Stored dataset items
━━━━━━━━━━━━━━━━━━━━

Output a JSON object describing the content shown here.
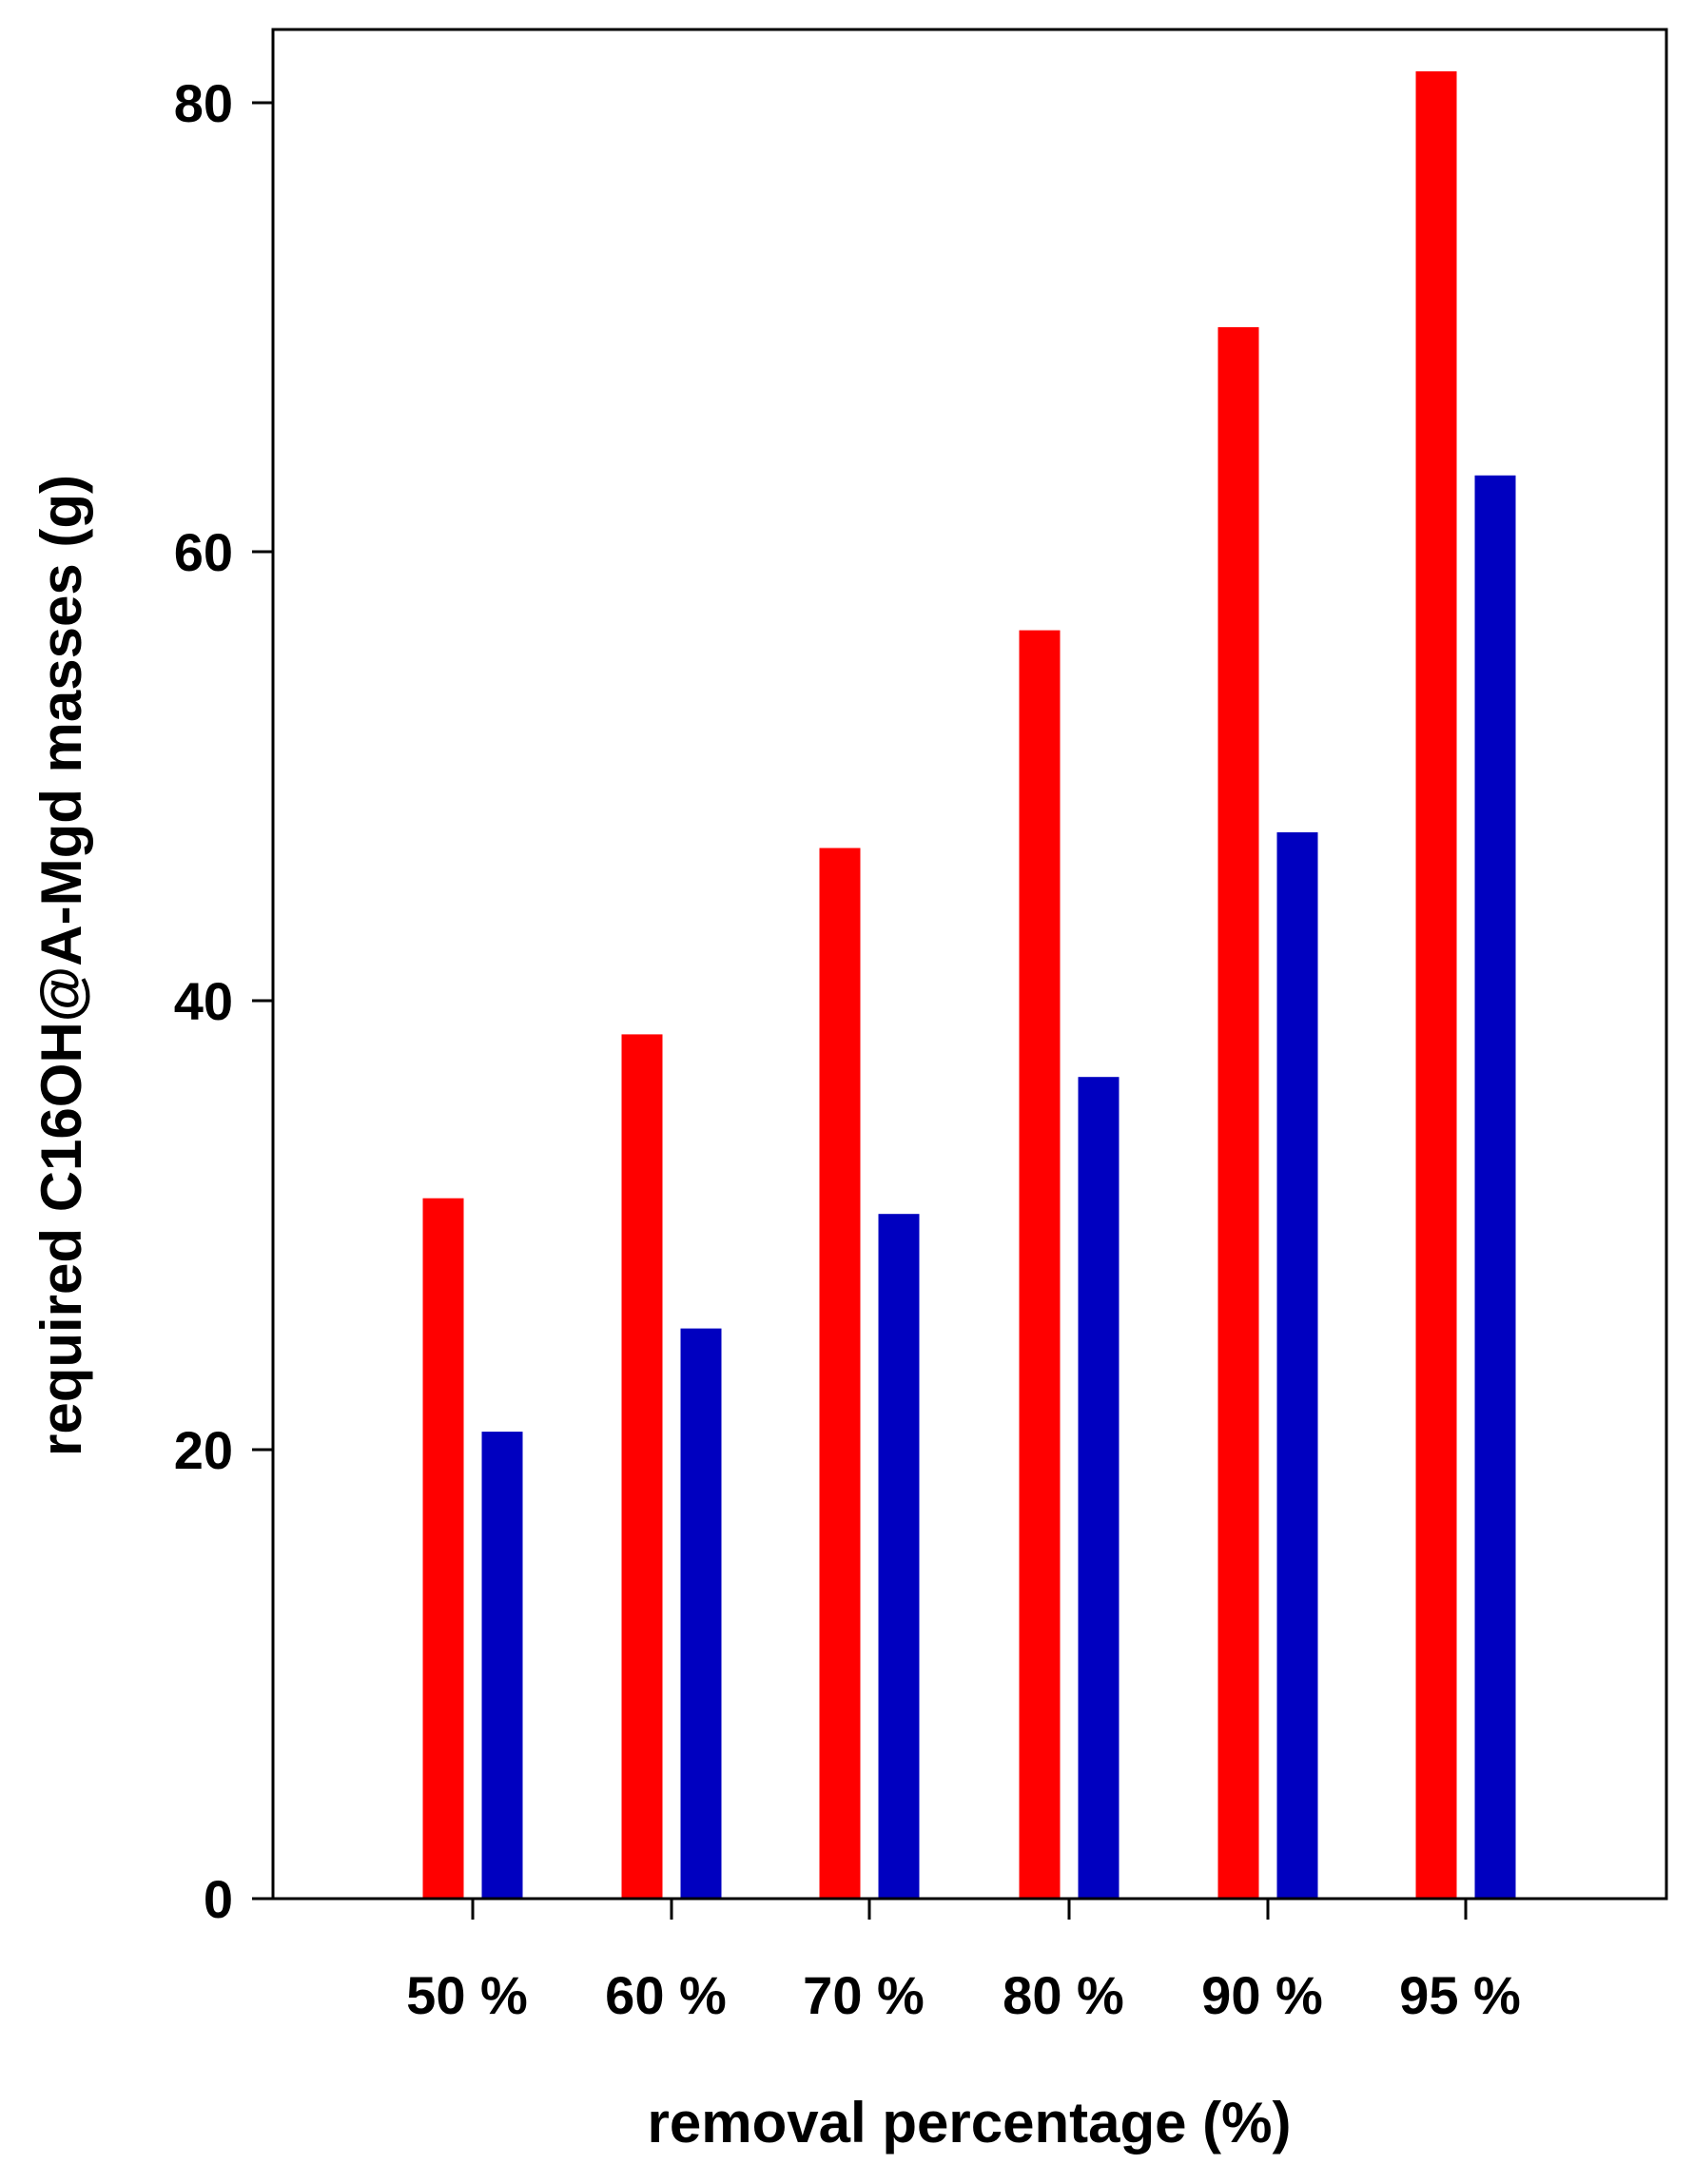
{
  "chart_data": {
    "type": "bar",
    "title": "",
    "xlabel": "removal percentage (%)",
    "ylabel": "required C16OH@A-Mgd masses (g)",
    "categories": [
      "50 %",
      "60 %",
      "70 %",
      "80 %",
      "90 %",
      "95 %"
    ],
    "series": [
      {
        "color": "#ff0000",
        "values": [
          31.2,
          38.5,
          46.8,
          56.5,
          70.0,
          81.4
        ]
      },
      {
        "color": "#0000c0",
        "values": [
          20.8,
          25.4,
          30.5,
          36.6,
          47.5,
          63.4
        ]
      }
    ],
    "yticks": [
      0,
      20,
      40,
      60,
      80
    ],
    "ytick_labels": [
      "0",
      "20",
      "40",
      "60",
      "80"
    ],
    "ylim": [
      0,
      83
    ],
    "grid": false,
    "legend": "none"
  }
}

━━━━━━━━━━━━━━━━━━━━

Output the data above without changes, apart from leaving out the pictures.

Exercise response:
Output a JSON object describing the content shown here.
{
  "chart_data": {
    "type": "bar",
    "title": "",
    "xlabel": "removal percentage (%)",
    "ylabel": "required C16OH@A-Mgd masses (g)",
    "categories": [
      "50 %",
      "60 %",
      "70 %",
      "80 %",
      "90 %",
      "95 %"
    ],
    "series": [
      {
        "color": "#ff0000",
        "values": [
          31.2,
          38.5,
          46.8,
          56.5,
          70.0,
          81.4
        ]
      },
      {
        "color": "#0000c0",
        "values": [
          20.8,
          25.4,
          30.5,
          36.6,
          47.5,
          63.4
        ]
      }
    ],
    "yticks": [
      0,
      20,
      40,
      60,
      80
    ],
    "ytick_labels": [
      "0",
      "20",
      "40",
      "60",
      "80"
    ],
    "ylim": [
      0,
      83
    ],
    "grid": false,
    "legend": "none"
  }
}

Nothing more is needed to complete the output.